Directions for this task: Transcribe the records below exactly as they appear.

[Records about charts and figures]
## START
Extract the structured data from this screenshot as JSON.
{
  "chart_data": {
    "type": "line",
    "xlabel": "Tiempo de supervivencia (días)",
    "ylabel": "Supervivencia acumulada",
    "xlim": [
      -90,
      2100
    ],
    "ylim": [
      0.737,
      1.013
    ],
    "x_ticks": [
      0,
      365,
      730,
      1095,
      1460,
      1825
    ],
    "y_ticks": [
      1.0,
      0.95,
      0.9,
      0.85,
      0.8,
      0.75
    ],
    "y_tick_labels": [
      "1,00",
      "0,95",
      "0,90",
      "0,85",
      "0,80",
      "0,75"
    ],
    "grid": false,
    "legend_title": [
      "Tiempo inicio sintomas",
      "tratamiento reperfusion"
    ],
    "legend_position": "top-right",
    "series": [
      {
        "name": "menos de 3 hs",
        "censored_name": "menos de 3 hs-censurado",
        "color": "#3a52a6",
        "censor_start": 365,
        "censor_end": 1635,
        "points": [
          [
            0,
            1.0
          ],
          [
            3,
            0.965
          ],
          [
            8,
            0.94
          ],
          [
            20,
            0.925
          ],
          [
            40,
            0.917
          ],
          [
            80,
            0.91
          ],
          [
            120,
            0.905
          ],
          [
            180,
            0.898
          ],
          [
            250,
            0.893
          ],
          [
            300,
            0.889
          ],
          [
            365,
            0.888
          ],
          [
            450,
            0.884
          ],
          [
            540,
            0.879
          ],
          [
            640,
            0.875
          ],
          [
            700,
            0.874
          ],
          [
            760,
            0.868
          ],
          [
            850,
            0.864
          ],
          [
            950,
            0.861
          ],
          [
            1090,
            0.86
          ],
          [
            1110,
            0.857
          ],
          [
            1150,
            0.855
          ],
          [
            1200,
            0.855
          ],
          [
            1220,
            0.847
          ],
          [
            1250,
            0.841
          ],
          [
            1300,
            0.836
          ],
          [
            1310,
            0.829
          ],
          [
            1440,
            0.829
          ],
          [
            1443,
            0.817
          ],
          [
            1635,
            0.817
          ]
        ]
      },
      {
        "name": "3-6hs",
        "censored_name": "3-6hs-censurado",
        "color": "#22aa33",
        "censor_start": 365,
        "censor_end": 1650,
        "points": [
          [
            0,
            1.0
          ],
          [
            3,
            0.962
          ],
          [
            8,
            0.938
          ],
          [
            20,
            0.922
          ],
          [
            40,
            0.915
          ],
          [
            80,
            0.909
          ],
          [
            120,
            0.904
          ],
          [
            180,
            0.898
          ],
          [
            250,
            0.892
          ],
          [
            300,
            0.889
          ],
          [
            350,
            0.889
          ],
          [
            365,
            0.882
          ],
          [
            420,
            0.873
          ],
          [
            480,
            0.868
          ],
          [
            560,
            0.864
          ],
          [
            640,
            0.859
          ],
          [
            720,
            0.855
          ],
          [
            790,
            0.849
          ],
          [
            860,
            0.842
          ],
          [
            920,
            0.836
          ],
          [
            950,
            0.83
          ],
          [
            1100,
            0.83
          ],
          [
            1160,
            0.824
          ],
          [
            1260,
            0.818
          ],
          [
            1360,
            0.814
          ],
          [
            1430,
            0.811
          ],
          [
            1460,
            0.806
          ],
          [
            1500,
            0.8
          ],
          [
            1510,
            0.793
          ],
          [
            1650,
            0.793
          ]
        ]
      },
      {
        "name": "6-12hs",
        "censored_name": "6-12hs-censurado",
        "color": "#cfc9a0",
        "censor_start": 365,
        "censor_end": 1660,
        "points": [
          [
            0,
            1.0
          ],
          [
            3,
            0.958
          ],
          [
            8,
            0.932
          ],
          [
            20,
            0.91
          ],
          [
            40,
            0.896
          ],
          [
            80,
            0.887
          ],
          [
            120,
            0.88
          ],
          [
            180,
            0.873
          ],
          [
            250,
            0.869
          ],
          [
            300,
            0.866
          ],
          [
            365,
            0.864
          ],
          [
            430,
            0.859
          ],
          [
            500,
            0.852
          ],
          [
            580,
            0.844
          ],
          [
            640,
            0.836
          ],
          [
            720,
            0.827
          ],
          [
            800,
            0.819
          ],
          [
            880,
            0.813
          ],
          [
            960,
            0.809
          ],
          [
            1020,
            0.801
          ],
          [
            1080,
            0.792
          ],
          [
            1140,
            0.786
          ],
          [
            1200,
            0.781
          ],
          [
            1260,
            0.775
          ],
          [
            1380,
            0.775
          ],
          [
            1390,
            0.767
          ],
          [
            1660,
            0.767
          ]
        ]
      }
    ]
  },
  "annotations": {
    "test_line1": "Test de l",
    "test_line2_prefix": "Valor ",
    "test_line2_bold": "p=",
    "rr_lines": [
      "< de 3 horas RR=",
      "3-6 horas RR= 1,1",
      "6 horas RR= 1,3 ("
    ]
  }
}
## END
Output of the exercise:
Extract the structured data from this screenshot as JSON.
{
  "chart_data": {
    "type": "line",
    "xlabel": "Tiempo de supervivencia (días)",
    "ylabel": "Supervivencia acumulada",
    "xlim": [
      -90,
      2100
    ],
    "ylim": [
      0.737,
      1.013
    ],
    "x_ticks": [
      0,
      365,
      730,
      1095,
      1460,
      1825
    ],
    "y_ticks": [
      1.0,
      0.95,
      0.9,
      0.85,
      0.8,
      0.75
    ],
    "y_tick_labels": [
      "1,00",
      "0,95",
      "0,90",
      "0,85",
      "0,80",
      "0,75"
    ],
    "grid": false,
    "legend_title": [
      "Tiempo inicio sintomas",
      "tratamiento reperfusion"
    ],
    "legend_position": "top-right",
    "series": [
      {
        "name": "menos de 3 hs",
        "censored_name": "menos de 3 hs-censurado",
        "color": "#3a52a6",
        "censor_start": 365,
        "censor_end": 1635,
        "points": [
          [
            0,
            1.0
          ],
          [
            3,
            0.965
          ],
          [
            8,
            0.94
          ],
          [
            20,
            0.925
          ],
          [
            40,
            0.917
          ],
          [
            80,
            0.91
          ],
          [
            120,
            0.905
          ],
          [
            180,
            0.898
          ],
          [
            250,
            0.893
          ],
          [
            300,
            0.889
          ],
          [
            365,
            0.888
          ],
          [
            450,
            0.884
          ],
          [
            540,
            0.879
          ],
          [
            640,
            0.875
          ],
          [
            700,
            0.874
          ],
          [
            760,
            0.868
          ],
          [
            850,
            0.864
          ],
          [
            950,
            0.861
          ],
          [
            1090,
            0.86
          ],
          [
            1110,
            0.857
          ],
          [
            1150,
            0.855
          ],
          [
            1200,
            0.855
          ],
          [
            1220,
            0.847
          ],
          [
            1250,
            0.841
          ],
          [
            1300,
            0.836
          ],
          [
            1310,
            0.829
          ],
          [
            1440,
            0.829
          ],
          [
            1443,
            0.817
          ],
          [
            1635,
            0.817
          ]
        ]
      },
      {
        "name": "3-6hs",
        "censored_name": "3-6hs-censurado",
        "color": "#22aa33",
        "censor_start": 365,
        "censor_end": 1650,
        "points": [
          [
            0,
            1.0
          ],
          [
            3,
            0.962
          ],
          [
            8,
            0.938
          ],
          [
            20,
            0.922
          ],
          [
            40,
            0.915
          ],
          [
            80,
            0.909
          ],
          [
            120,
            0.904
          ],
          [
            180,
            0.898
          ],
          [
            250,
            0.892
          ],
          [
            300,
            0.889
          ],
          [
            350,
            0.889
          ],
          [
            365,
            0.882
          ],
          [
            420,
            0.873
          ],
          [
            480,
            0.868
          ],
          [
            560,
            0.864
          ],
          [
            640,
            0.859
          ],
          [
            720,
            0.855
          ],
          [
            790,
            0.849
          ],
          [
            860,
            0.842
          ],
          [
            920,
            0.836
          ],
          [
            950,
            0.83
          ],
          [
            1100,
            0.83
          ],
          [
            1160,
            0.824
          ],
          [
            1260,
            0.818
          ],
          [
            1360,
            0.814
          ],
          [
            1430,
            0.811
          ],
          [
            1460,
            0.806
          ],
          [
            1500,
            0.8
          ],
          [
            1510,
            0.793
          ],
          [
            1650,
            0.793
          ]
        ]
      },
      {
        "name": "6-12hs",
        "censored_name": "6-12hs-censurado",
        "color": "#cfc9a0",
        "censor_start": 365,
        "censor_end": 1660,
        "points": [
          [
            0,
            1.0
          ],
          [
            3,
            0.958
          ],
          [
            8,
            0.932
          ],
          [
            20,
            0.91
          ],
          [
            40,
            0.896
          ],
          [
            80,
            0.887
          ],
          [
            120,
            0.88
          ],
          [
            180,
            0.873
          ],
          [
            250,
            0.869
          ],
          [
            300,
            0.866
          ],
          [
            365,
            0.864
          ],
          [
            430,
            0.859
          ],
          [
            500,
            0.852
          ],
          [
            580,
            0.844
          ],
          [
            640,
            0.836
          ],
          [
            720,
            0.827
          ],
          [
            800,
            0.819
          ],
          [
            880,
            0.813
          ],
          [
            960,
            0.809
          ],
          [
            1020,
            0.801
          ],
          [
            1080,
            0.792
          ],
          [
            1140,
            0.786
          ],
          [
            1200,
            0.781
          ],
          [
            1260,
            0.775
          ],
          [
            1380,
            0.775
          ],
          [
            1390,
            0.767
          ],
          [
            1660,
            0.767
          ]
        ]
      }
    ]
  },
  "annotations": {
    "test_line1": "Test de l",
    "test_line2_prefix": "Valor ",
    "test_line2_bold": "p=",
    "rr_lines": [
      "< de 3 horas RR=",
      "3-6 horas RR= 1,1",
      "6 horas RR= 1,3 ("
    ]
  }
}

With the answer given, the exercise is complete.